====== Material for the task ======

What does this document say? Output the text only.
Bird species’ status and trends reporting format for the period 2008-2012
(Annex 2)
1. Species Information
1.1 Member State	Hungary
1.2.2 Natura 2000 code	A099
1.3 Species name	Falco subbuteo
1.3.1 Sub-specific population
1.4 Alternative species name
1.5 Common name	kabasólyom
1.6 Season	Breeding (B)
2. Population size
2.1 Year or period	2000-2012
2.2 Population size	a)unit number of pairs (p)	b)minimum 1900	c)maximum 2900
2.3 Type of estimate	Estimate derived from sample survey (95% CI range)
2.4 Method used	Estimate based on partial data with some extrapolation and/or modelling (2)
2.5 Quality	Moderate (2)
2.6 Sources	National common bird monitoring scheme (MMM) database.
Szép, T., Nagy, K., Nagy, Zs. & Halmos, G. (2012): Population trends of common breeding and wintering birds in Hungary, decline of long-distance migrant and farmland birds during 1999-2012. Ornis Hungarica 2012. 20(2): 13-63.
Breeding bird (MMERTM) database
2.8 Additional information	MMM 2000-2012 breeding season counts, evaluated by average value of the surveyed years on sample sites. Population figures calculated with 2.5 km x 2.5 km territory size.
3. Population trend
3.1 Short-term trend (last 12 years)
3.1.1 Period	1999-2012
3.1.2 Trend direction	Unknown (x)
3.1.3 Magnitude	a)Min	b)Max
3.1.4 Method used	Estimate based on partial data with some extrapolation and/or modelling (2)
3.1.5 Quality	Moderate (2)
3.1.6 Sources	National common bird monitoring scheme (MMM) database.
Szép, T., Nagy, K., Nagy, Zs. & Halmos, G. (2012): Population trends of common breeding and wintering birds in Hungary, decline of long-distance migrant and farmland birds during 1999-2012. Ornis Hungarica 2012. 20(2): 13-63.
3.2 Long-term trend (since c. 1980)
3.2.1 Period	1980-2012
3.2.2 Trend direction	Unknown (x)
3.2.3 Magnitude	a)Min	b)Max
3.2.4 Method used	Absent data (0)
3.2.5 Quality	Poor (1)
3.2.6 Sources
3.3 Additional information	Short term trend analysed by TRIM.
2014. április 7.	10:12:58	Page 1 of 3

======

- Work to complete:
Copy every line exactly. Leave nothing out.

- Finished exercise:
What does this document say? Output the text only.
Bird species’ status and trends reporting format for the period 2008-2012
(Annex 2)
1. Species Information
1.1 Member State	Hungary
1.2.2 Natura 2000 code	A099
1.3 Species name	Falco subbuteo
1.3.1 Sub-specific population
1.4 Alternative species name
1.5 Common name	kabasólyom
1.6 Season	Breeding (B)
2. Population size
2.1 Year or period	2000-2012
2.2 Population size	a)unit number of pairs (p)	b)minimum 1900	c)maximum 2900
2.3 Type of estimate	Estimate derived from sample survey (95% CI range)
2.4 Method used	Estimate based on partial data with some extrapolation and/or modelling (2)
2.5 Quality	Moderate (2)
2.6 Sources	National common bird monitoring scheme (MMM) database.
Szép, T., Nagy, K., Nagy, Zs. & Halmos, G. (2012): Population trends of common breeding and wintering birds in Hungary, decline of long-distance migrant and farmland birds during 1999-2012. Ornis Hungarica 2012. 20(2): 13-63.
Breeding bird (MMERTM) database
2.8 Additional information	MMM 2000-2012 breeding season counts, evaluated by average value of the surveyed years on sample sites. Population figures calculated with 2.5 km x 2.5 km territory size.
3. Population trend
3.1 Short-term trend (last 12 years)
3.1.1 Period	1999-2012
3.1.2 Trend direction	Unknown (x)
3.1.3 Magnitude	a)Min	b)Max
3.1.4 Method used	Estimate based on partial data with some extrapolation and/or modelling (2)
3.1.5 Quality	Moderate (2)
3.1.6 Sources	National common bird monitoring scheme (MMM) database.
Szép, T., Nagy, K., Nagy, Zs. & Halmos, G. (2012): Population trends of common breeding and wintering birds in Hungary, decline of long-distance migrant and farmland birds during 1999-2012. Ornis Hungarica 2012. 20(2): 13-63.
3.2 Long-term trend (since c. 1980)
3.2.1 Period	1980-2012
3.2.2 Trend direction	Unknown (x)
3.2.3 Magnitude	a)Min	b)Max
3.2.4 Method used	Absent data (0)
3.2.5 Quality	Poor (1)
3.2.6 Sources
3.3 Additional information	Short term trend analysed by TRIM.
2014. április 7.	10:12:58	Page 1 of 3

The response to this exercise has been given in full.